- **Exercise inputs**

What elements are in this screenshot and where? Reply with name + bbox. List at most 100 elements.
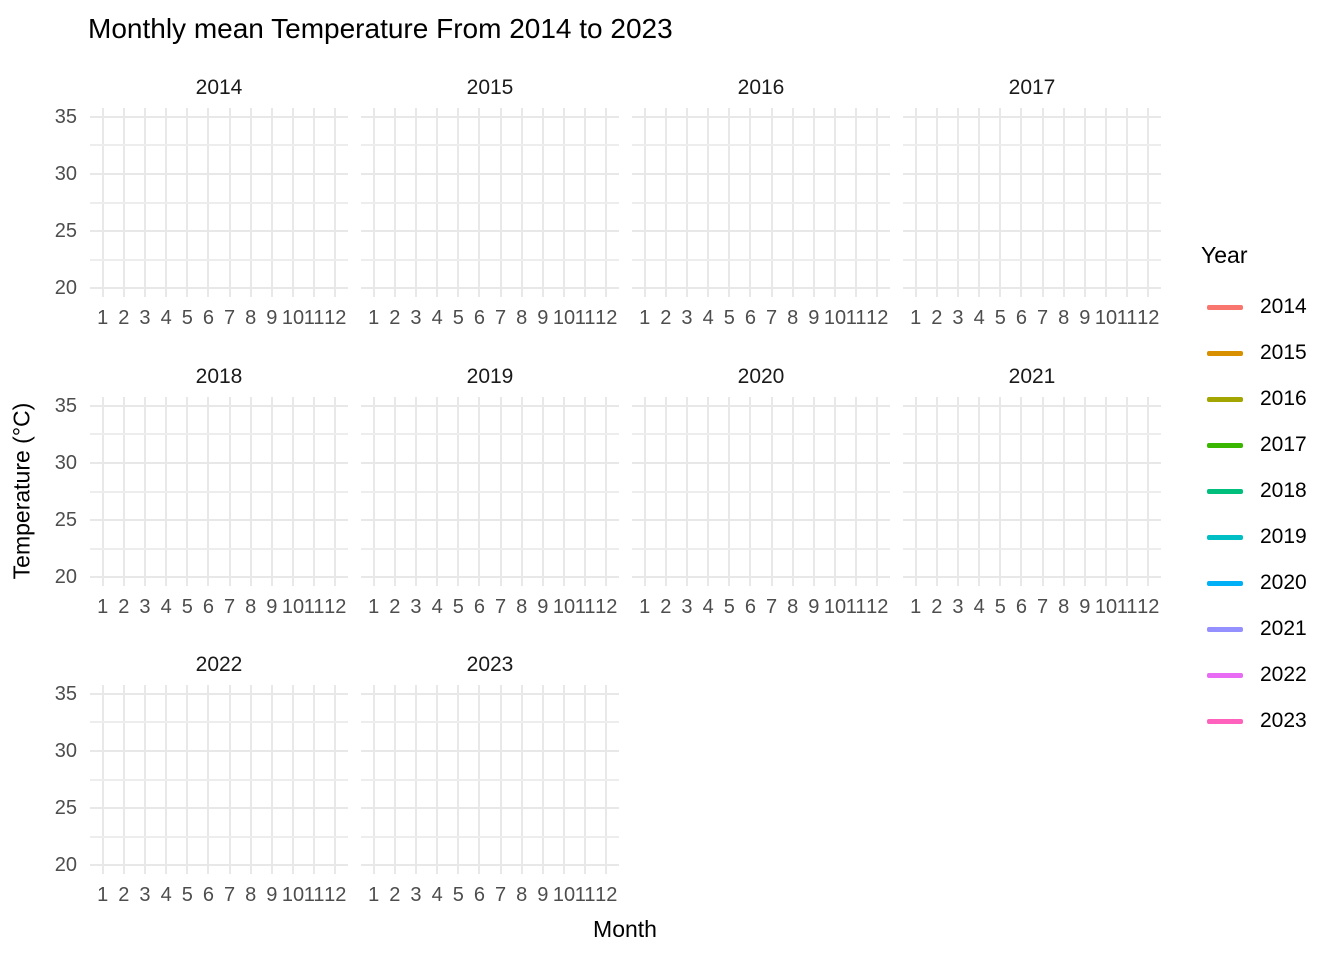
facet-strip-2016: 2016 (737, 76, 785, 99)
x-tick-label: 3 (681, 307, 693, 329)
gridline-y-major-30 (361, 749, 619, 752)
legend-label-2019: 2019 (1260, 525, 1307, 548)
gridline-y-major-35 (90, 404, 348, 407)
x-tick-label: 2 (660, 596, 672, 618)
y-axis-title: Temperature (°C) (8, 402, 35, 580)
x-tick-label: 11 (1116, 307, 1138, 329)
x-tick-label: 9 (808, 307, 820, 329)
gridline-y-major-30 (361, 461, 619, 464)
gridline-y-major-30 (90, 172, 348, 175)
legend-label-2015: 2015 (1260, 341, 1307, 364)
x-tick-label: 9 (808, 596, 820, 618)
x-tick-label: 10 (281, 596, 305, 618)
gridline-y-major-25 (361, 230, 619, 233)
x-tick-label: 11 (574, 596, 596, 618)
legend-label-2022: 2022 (1260, 663, 1307, 686)
gridline-y-major-25 (632, 230, 890, 233)
gridline-y-major-35 (632, 115, 890, 118)
x-tick-label: 1 (368, 307, 380, 329)
y-tick-label: 30 (54, 451, 77, 474)
facet-panel-2023 (361, 685, 619, 874)
legend-key-2015 (1207, 350, 1243, 356)
gridline-y-major-35 (90, 692, 348, 695)
x-tick-label: 1 (97, 307, 109, 329)
legend-key-2014 (1207, 304, 1243, 310)
gridline-y-major-25 (361, 519, 619, 522)
y-tick-label: 20 (54, 277, 77, 300)
x-tick-label: 8 (245, 884, 257, 906)
gridline-y-major-35 (903, 115, 1161, 118)
gridline-y-major-20 (90, 864, 348, 867)
gridline-y-minor-32.5 (903, 144, 1161, 147)
x-tick-label: 5 (452, 884, 464, 906)
gridline-y-major-20 (361, 864, 619, 867)
gridline-y-major-20 (90, 287, 348, 290)
x-tick-label: 9 (537, 307, 549, 329)
gridline-y-major-25 (90, 519, 348, 522)
gridline-y-minor-22.5 (632, 258, 890, 261)
x-tick-label: 6 (473, 307, 485, 329)
y-tick-label: 25 (54, 220, 77, 243)
x-tick-label: 3 (139, 307, 151, 329)
x-tick-label: 8 (787, 307, 799, 329)
gridline-y-major-35 (361, 404, 619, 407)
gridline-y-minor-32.5 (90, 144, 348, 147)
x-tick-label: 3 (410, 596, 422, 618)
legend-key-2021 (1207, 626, 1243, 632)
x-tick-label: 1 (368, 596, 380, 618)
x-tick-label: 6 (473, 884, 485, 906)
x-tick-label: 4 (160, 596, 172, 618)
x-tick-label: 6 (202, 884, 214, 906)
legend-label-2016: 2016 (1260, 387, 1307, 410)
gridline-y-major-25 (90, 807, 348, 810)
x-tick-label: 7 (766, 307, 778, 329)
gridline-y-major-35 (90, 115, 348, 118)
gridline-y-minor-22.5 (632, 547, 890, 550)
gridline-y-minor-32.5 (90, 433, 348, 436)
gridline-y-minor-32.5 (903, 433, 1161, 436)
gridline-y-minor-22.5 (903, 258, 1161, 261)
x-tick-label: 7 (495, 884, 507, 906)
x-tick-label: 3 (410, 307, 422, 329)
x-tick-label: 10 (552, 307, 576, 329)
gridline-y-major-25 (903, 230, 1161, 233)
x-tick-label: 9 (1079, 307, 1091, 329)
y-tick-label: 35 (54, 394, 77, 417)
gridline-y-major-30 (903, 172, 1161, 175)
gridline-y-minor-27.5 (903, 201, 1161, 204)
x-tick-label: 12 (324, 884, 347, 906)
gridline-y-major-35 (361, 115, 619, 118)
legend-key-2020 (1207, 580, 1243, 586)
x-tick-label: 1 (97, 596, 109, 618)
x-tick-label: 5 (452, 307, 464, 329)
gridline-y-major-25 (361, 807, 619, 810)
legend-label-2018: 2018 (1260, 479, 1307, 502)
x-tick-label: 2 (931, 596, 943, 618)
gridline-y-major-30 (361, 172, 619, 175)
x-tick-label: 1 (368, 884, 380, 906)
facet-strip-2014: 2014 (195, 76, 243, 99)
gridline-y-major-35 (903, 404, 1161, 407)
gridline-y-minor-22.5 (361, 258, 619, 261)
x-tick-label: 4 (702, 307, 714, 329)
x-tick-label: 6 (744, 307, 756, 329)
x-tick-label: 5 (994, 307, 1006, 329)
gridline-y-major-20 (90, 576, 348, 579)
x-tick-label: 4 (702, 596, 714, 618)
x-tick-label: 8 (1058, 307, 1070, 329)
gridline-y-minor-27.5 (361, 778, 619, 781)
x-tick-label: 11 (303, 307, 325, 329)
x-tick-label: 5 (723, 596, 735, 618)
x-tick-label: 11 (1116, 596, 1138, 618)
facet-strip-2021: 2021 (1008, 365, 1056, 388)
facet-strip-2019: 2019 (466, 365, 514, 388)
x-tick-label: 5 (181, 596, 193, 618)
gridline-y-major-20 (903, 287, 1161, 290)
gridline-y-minor-27.5 (90, 490, 348, 493)
x-tick-label: 7 (1037, 307, 1049, 329)
x-tick-label: 4 (160, 884, 172, 906)
x-tick-label: 6 (744, 596, 756, 618)
facet-strip-2023: 2023 (466, 653, 514, 676)
x-tick-label: 10 (1094, 596, 1118, 618)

- **Task to complete**
Reproduce all of the items above verbatim, omitting the pictures.

- **Worked answer**
What elements are in this screenshot and where? Reply with name + bbox. List at most 100 elements.
facet-strip-2016: 2016 (737, 76, 785, 99)
x-tick-label: 3 (681, 307, 693, 329)
gridline-y-major-30 (361, 749, 619, 752)
legend-label-2019: 2019 (1260, 525, 1307, 548)
gridline-y-major-35 (90, 404, 348, 407)
x-tick-label: 2 (660, 596, 672, 618)
y-axis-title: Temperature (°C) (8, 402, 35, 580)
x-tick-label: 11 (1116, 307, 1138, 329)
x-tick-label: 9 (808, 307, 820, 329)
gridline-y-major-30 (361, 461, 619, 464)
gridline-y-major-30 (90, 172, 348, 175)
legend-label-2015: 2015 (1260, 341, 1307, 364)
x-tick-label: 9 (808, 596, 820, 618)
x-tick-label: 10 (281, 596, 305, 618)
gridline-y-major-25 (361, 230, 619, 233)
x-tick-label: 11 (574, 596, 596, 618)
legend-label-2022: 2022 (1260, 663, 1307, 686)
gridline-y-major-25 (632, 230, 890, 233)
gridline-y-major-35 (632, 115, 890, 118)
x-tick-label: 1 (368, 307, 380, 329)
y-tick-label: 30 (54, 451, 77, 474)
facet-panel-2023 (361, 685, 619, 874)
legend-key-2015 (1207, 350, 1243, 356)
gridline-y-major-35 (90, 692, 348, 695)
x-tick-label: 1 (97, 307, 109, 329)
legend-key-2014 (1207, 304, 1243, 310)
gridline-y-major-25 (361, 519, 619, 522)
y-tick-label: 20 (54, 277, 77, 300)
x-tick-label: 8 (245, 884, 257, 906)
gridline-y-major-35 (903, 115, 1161, 118)
gridline-y-major-20 (90, 864, 348, 867)
gridline-y-minor-32.5 (903, 144, 1161, 147)
x-tick-label: 5 (452, 884, 464, 906)
gridline-y-major-20 (361, 864, 619, 867)
gridline-y-major-20 (90, 287, 348, 290)
x-tick-label: 9 (537, 307, 549, 329)
gridline-y-major-25 (90, 519, 348, 522)
gridline-y-minor-22.5 (632, 258, 890, 261)
x-tick-label: 6 (473, 307, 485, 329)
y-tick-label: 25 (54, 220, 77, 243)
x-tick-label: 3 (139, 307, 151, 329)
x-tick-label: 8 (787, 307, 799, 329)
gridline-y-major-35 (361, 404, 619, 407)
gridline-y-minor-32.5 (90, 144, 348, 147)
x-tick-label: 3 (410, 596, 422, 618)
legend-key-2021 (1207, 626, 1243, 632)
x-tick-label: 1 (368, 596, 380, 618)
x-tick-label: 6 (473, 884, 485, 906)
x-tick-label: 4 (160, 596, 172, 618)
x-tick-label: 6 (202, 884, 214, 906)
legend-label-2016: 2016 (1260, 387, 1307, 410)
gridline-y-major-25 (90, 807, 348, 810)
x-tick-label: 7 (766, 307, 778, 329)
gridline-y-major-35 (90, 115, 348, 118)
gridline-y-minor-22.5 (632, 547, 890, 550)
gridline-y-minor-32.5 (90, 433, 348, 436)
gridline-y-minor-32.5 (903, 433, 1161, 436)
gridline-y-minor-22.5 (903, 258, 1161, 261)
x-tick-label: 7 (495, 884, 507, 906)
x-tick-label: 3 (410, 307, 422, 329)
x-tick-label: 10 (552, 307, 576, 329)
gridline-y-major-25 (903, 230, 1161, 233)
x-tick-label: 9 (1079, 307, 1091, 329)
y-tick-label: 35 (54, 394, 77, 417)
gridline-y-major-30 (903, 172, 1161, 175)
gridline-y-minor-27.5 (903, 201, 1161, 204)
x-tick-label: 12 (324, 884, 347, 906)
gridline-y-major-35 (361, 115, 619, 118)
legend-key-2020 (1207, 580, 1243, 586)
x-tick-label: 1 (97, 596, 109, 618)
x-tick-label: 5 (452, 307, 464, 329)
gridline-y-major-25 (361, 807, 619, 810)
legend-label-2018: 2018 (1260, 479, 1307, 502)
x-tick-label: 2 (931, 596, 943, 618)
gridline-y-major-30 (361, 172, 619, 175)
x-tick-label: 1 (368, 884, 380, 906)
facet-strip-2014: 2014 (195, 76, 243, 99)
gridline-y-major-35 (903, 404, 1161, 407)
gridline-y-minor-22.5 (361, 258, 619, 261)
x-tick-label: 4 (702, 307, 714, 329)
x-tick-label: 6 (744, 307, 756, 329)
x-tick-label: 5 (994, 307, 1006, 329)
gridline-y-major-20 (90, 576, 348, 579)
x-tick-label: 4 (702, 596, 714, 618)
x-tick-label: 8 (1058, 307, 1070, 329)
gridline-y-minor-27.5 (361, 778, 619, 781)
x-tick-label: 11 (303, 307, 325, 329)
x-tick-label: 5 (723, 596, 735, 618)
x-tick-label: 11 (1116, 596, 1138, 618)
facet-strip-2021: 2021 (1008, 365, 1056, 388)
facet-strip-2019: 2019 (466, 365, 514, 388)
x-tick-label: 5 (181, 596, 193, 618)
gridline-y-major-20 (903, 287, 1161, 290)
gridline-y-minor-27.5 (90, 490, 348, 493)
x-tick-label: 7 (1037, 307, 1049, 329)
x-tick-label: 4 (160, 884, 172, 906)
x-tick-label: 6 (744, 596, 756, 618)
facet-strip-2023: 2023 (466, 653, 514, 676)
x-tick-label: 10 (1094, 596, 1118, 618)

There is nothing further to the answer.